--- PROBLEM TO WORK ON ---
Repeat the entire listing exactly. Omit all pictures.

EXTRACTED RECORDS below:

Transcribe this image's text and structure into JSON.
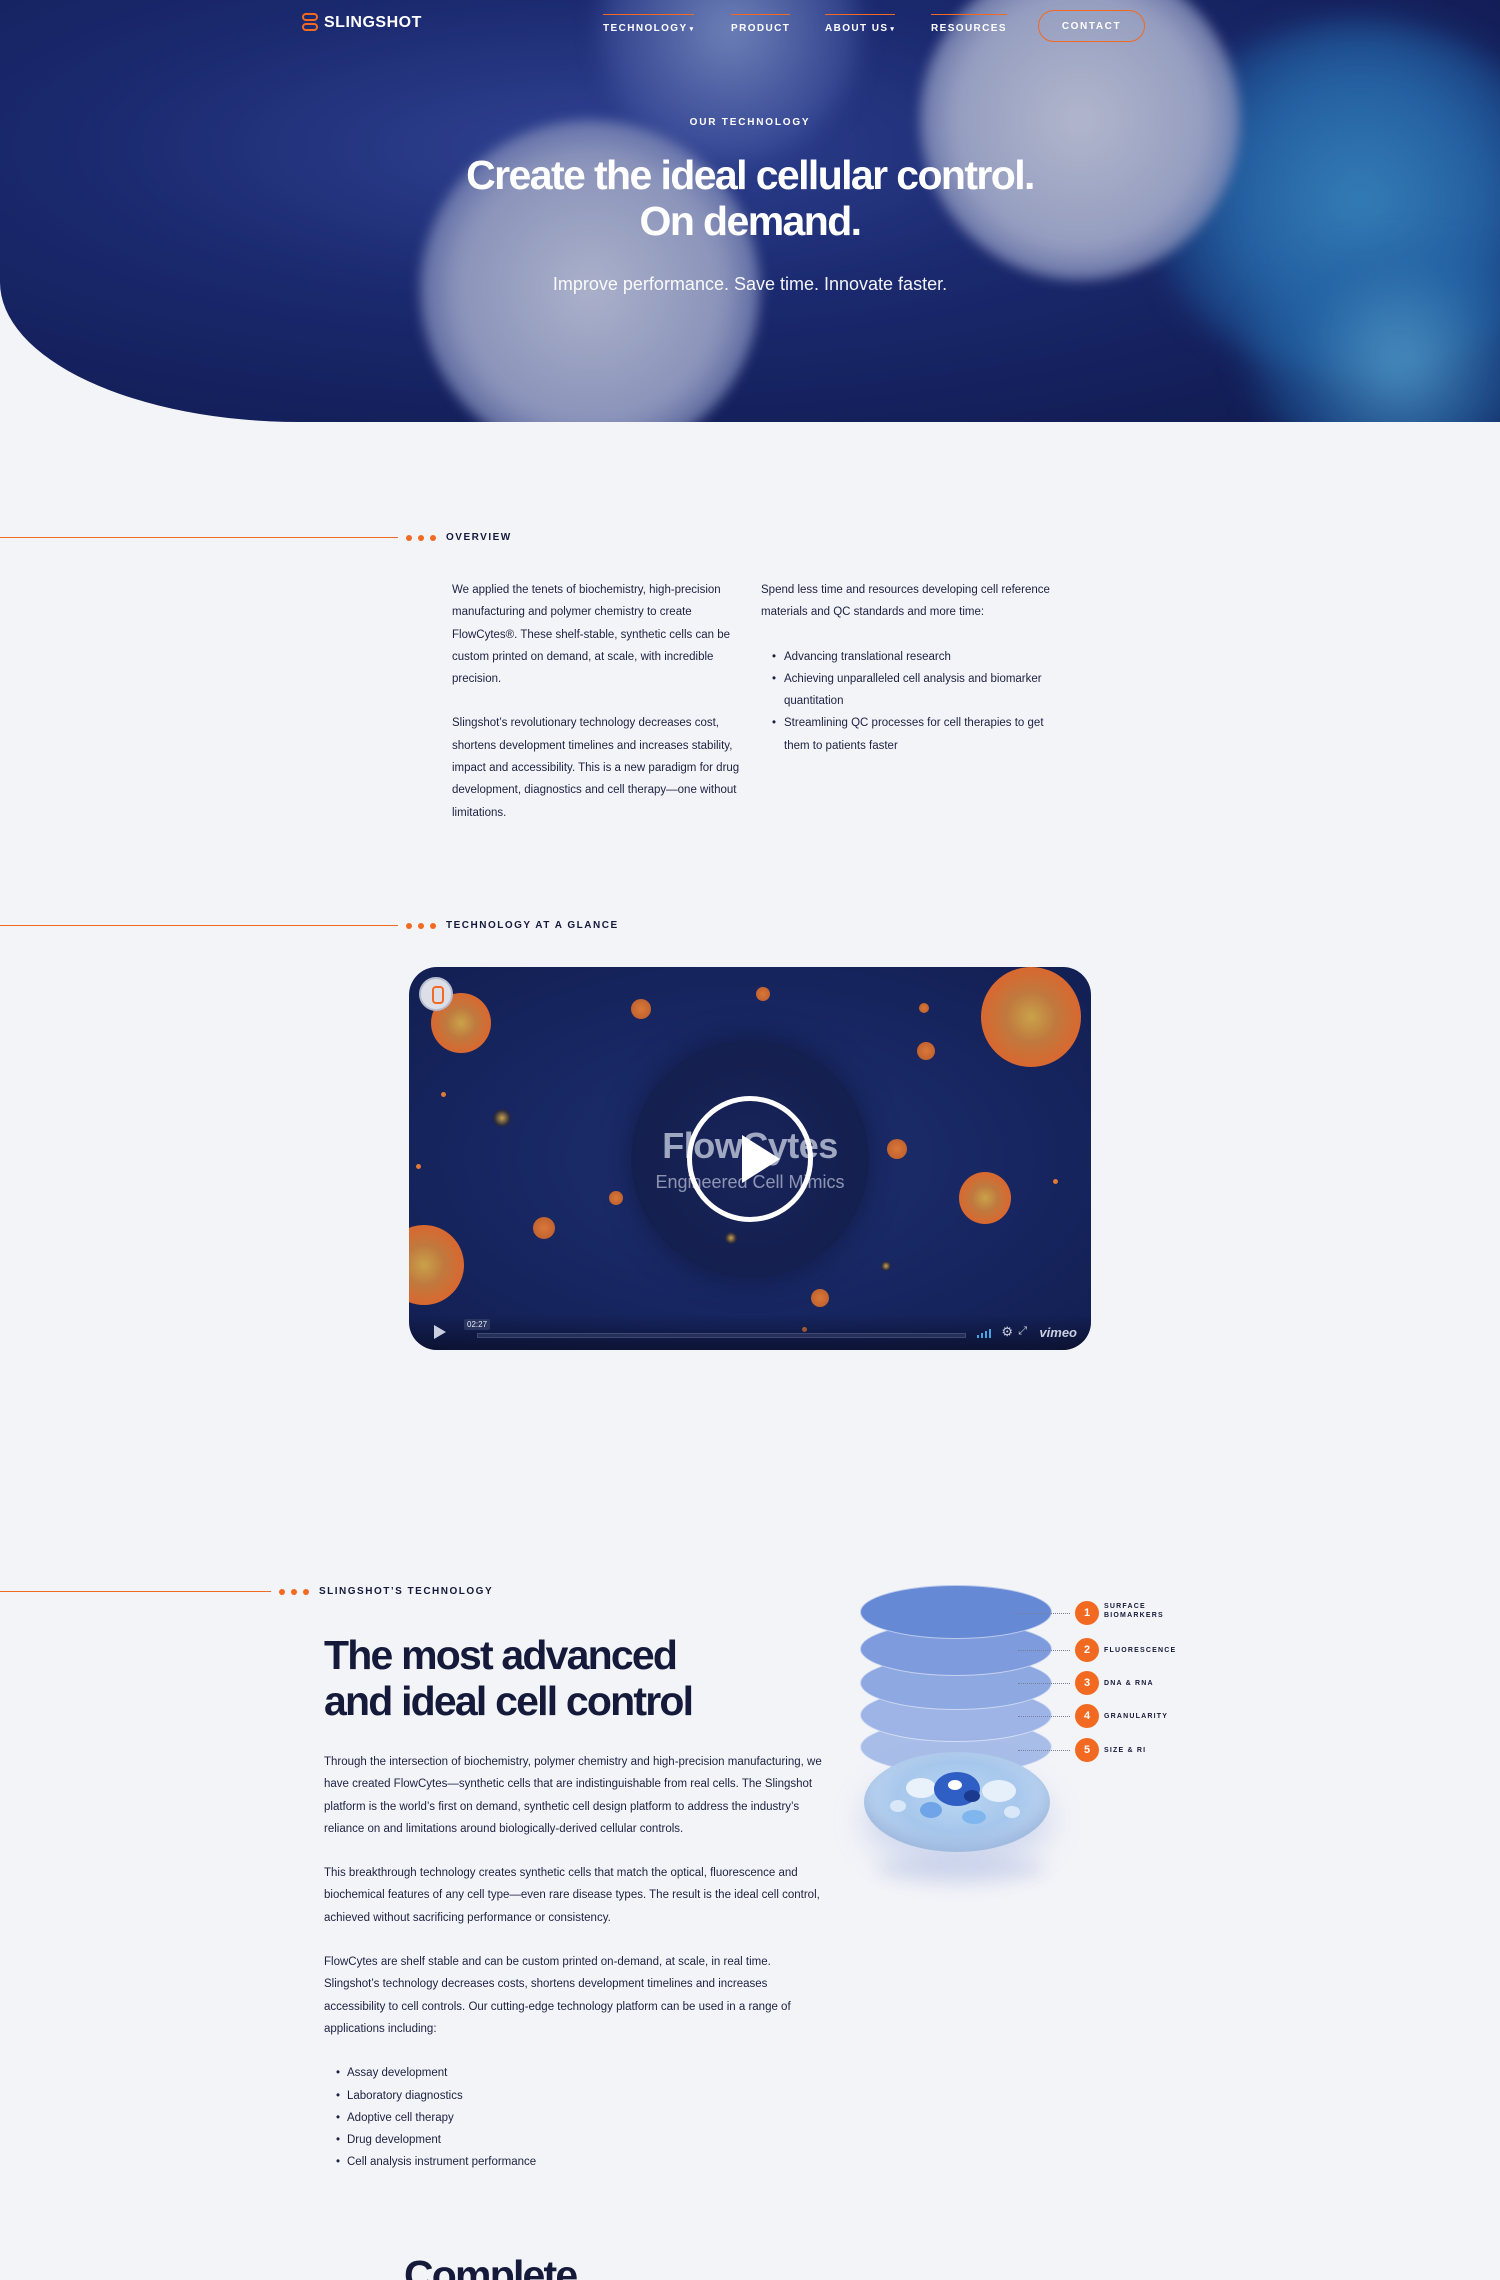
{
  "brand": {
    "logo_text": "SLINGSHOT"
  },
  "nav": {
    "items": [
      {
        "label": "TECHNOLOGY",
        "has_dropdown": true
      },
      {
        "label": "PRODUCT",
        "has_dropdown": false
      },
      {
        "label": "ABOUT US",
        "has_dropdown": true
      },
      {
        "label": "RESOURCES",
        "has_dropdown": false
      }
    ],
    "contact_label": "CONTACT"
  },
  "hero": {
    "eyebrow": "OUR TECHNOLOGY",
    "title_line1": "Create the ideal cellular control.",
    "title_line2": "On demand.",
    "subtitle": "Improve performance. Save time. Innovate faster."
  },
  "overview": {
    "label": "OVERVIEW",
    "left_p1": "We applied the tenets of biochemistry, high-precision manufacturing and polymer chemistry to create FlowCytes®. These shelf-stable, synthetic cells can be custom printed on demand, at scale, with incredible precision.",
    "left_p2": "Slingshot’s revolutionary technology decreases cost, shortens development timelines and increases stability, impact and accessibility. This is a new paradigm for drug development, diagnostics and cell therapy—one without limitations.",
    "right_intro": "Spend less time and resources developing cell reference materials and QC standards and more time:",
    "right_list": [
      "Advancing translational research",
      "Achieving unparalleled cell analysis and biomarker quantitation",
      "Streamlining QC processes for cell therapies to get them to patients faster"
    ]
  },
  "glance": {
    "label": "TECHNOLOGY AT A GLANCE",
    "video": {
      "title": "FlowCytes",
      "subtitle": "Engineered Cell Mimics",
      "time": "02:27",
      "provider": "vimeo"
    }
  },
  "technology": {
    "label": "SLINGSHOT’S TECHNOLOGY",
    "title_line1": "The most advanced",
    "title_line2": "and ideal cell control",
    "p1": "Through the intersection of biochemistry, polymer chemistry and high-precision manufacturing, we have created FlowCytes—synthetic cells that are indistinguishable from real cells. The Slingshot platform is the world’s first on demand, synthetic cell design platform to address the industry’s reliance on and limitations around biologically-derived cellular controls.",
    "p2": "This breakthrough technology creates synthetic cells that match the optical, fluorescence and biochemical features of any cell type—even rare disease types. The result is the ideal cell control, achieved without sacrificing performance or consistency.",
    "p3": "FlowCytes are shelf stable and can be custom printed on-demand, at scale, in real time. Slingshot’s technology decreases costs, shortens development timelines and increases accessibility to cell controls. Our cutting-edge technology platform can be used in a range of applications including:",
    "applications": [
      "Assay development",
      "Laboratory diagnostics",
      "Adoptive cell therapy",
      "Drug development",
      "Cell analysis instrument performance"
    ],
    "diagram_labels": [
      {
        "num": "1",
        "label": "SURFACE BIOMARKERS"
      },
      {
        "num": "2",
        "label": "FLUORESCENCE"
      },
      {
        "num": "3",
        "label": "DNA & RNA"
      },
      {
        "num": "4",
        "label": "GRANULARITY"
      },
      {
        "num": "5",
        "label": "SIZE & RI"
      }
    ]
  },
  "next_section": {
    "title_partial": "Complete"
  },
  "colors": {
    "accent": "#f26a21",
    "navy": "#151a3a",
    "background": "#f3f4f8"
  }
}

End of EXTRACTED RECORDS.

--- WRITTEN ANSWER ---
Transcribe this image's text and structure into JSON.
{
  "brand": {
    "logo_text": "SLINGSHOT"
  },
  "nav": {
    "items": [
      {
        "label": "TECHNOLOGY",
        "has_dropdown": true
      },
      {
        "label": "PRODUCT",
        "has_dropdown": false
      },
      {
        "label": "ABOUT US",
        "has_dropdown": true
      },
      {
        "label": "RESOURCES",
        "has_dropdown": false
      }
    ],
    "contact_label": "CONTACT"
  },
  "hero": {
    "eyebrow": "OUR TECHNOLOGY",
    "title_line1": "Create the ideal cellular control.",
    "title_line2": "On demand.",
    "subtitle": "Improve performance. Save time. Innovate faster."
  },
  "overview": {
    "label": "OVERVIEW",
    "left_p1": "We applied the tenets of biochemistry, high-precision manufacturing and polymer chemistry to create FlowCytes®. These shelf-stable, synthetic cells can be custom printed on demand, at scale, with incredible precision.",
    "left_p2": "Slingshot’s revolutionary technology decreases cost, shortens development timelines and increases stability, impact and accessibility. This is a new paradigm for drug development, diagnostics and cell therapy—one without limitations.",
    "right_intro": "Spend less time and resources developing cell reference materials and QC standards and more time:",
    "right_list": [
      "Advancing translational research",
      "Achieving unparalleled cell analysis and biomarker quantitation",
      "Streamlining QC processes for cell therapies to get them to patients faster"
    ]
  },
  "glance": {
    "label": "TECHNOLOGY AT A GLANCE",
    "video": {
      "title": "FlowCytes",
      "subtitle": "Engineered Cell Mimics",
      "time": "02:27",
      "provider": "vimeo"
    }
  },
  "technology": {
    "label": "SLINGSHOT’S TECHNOLOGY",
    "title_line1": "The most advanced",
    "title_line2": "and ideal cell control",
    "p1": "Through the intersection of biochemistry, polymer chemistry and high-precision manufacturing, we have created FlowCytes—synthetic cells that are indistinguishable from real cells. The Slingshot platform is the world’s first on demand, synthetic cell design platform to address the industry’s reliance on and limitations around biologically-derived cellular controls.",
    "p2": "This breakthrough technology creates synthetic cells that match the optical, fluorescence and biochemical features of any cell type—even rare disease types. The result is the ideal cell control, achieved without sacrificing performance or consistency.",
    "p3": "FlowCytes are shelf stable and can be custom printed on-demand, at scale, in real time. Slingshot’s technology decreases costs, shortens development timelines and increases accessibility to cell controls. Our cutting-edge technology platform can be used in a range of applications including:",
    "applications": [
      "Assay development",
      "Laboratory diagnostics",
      "Adoptive cell therapy",
      "Drug development",
      "Cell analysis instrument performance"
    ],
    "diagram_labels": [
      {
        "num": "1",
        "label": "SURFACE BIOMARKERS"
      },
      {
        "num": "2",
        "label": "FLUORESCENCE"
      },
      {
        "num": "3",
        "label": "DNA & RNA"
      },
      {
        "num": "4",
        "label": "GRANULARITY"
      },
      {
        "num": "5",
        "label": "SIZE & RI"
      }
    ]
  },
  "next_section": {
    "title_partial": "Complete"
  },
  "colors": {
    "accent": "#f26a21",
    "navy": "#151a3a",
    "background": "#f3f4f8"
  }
}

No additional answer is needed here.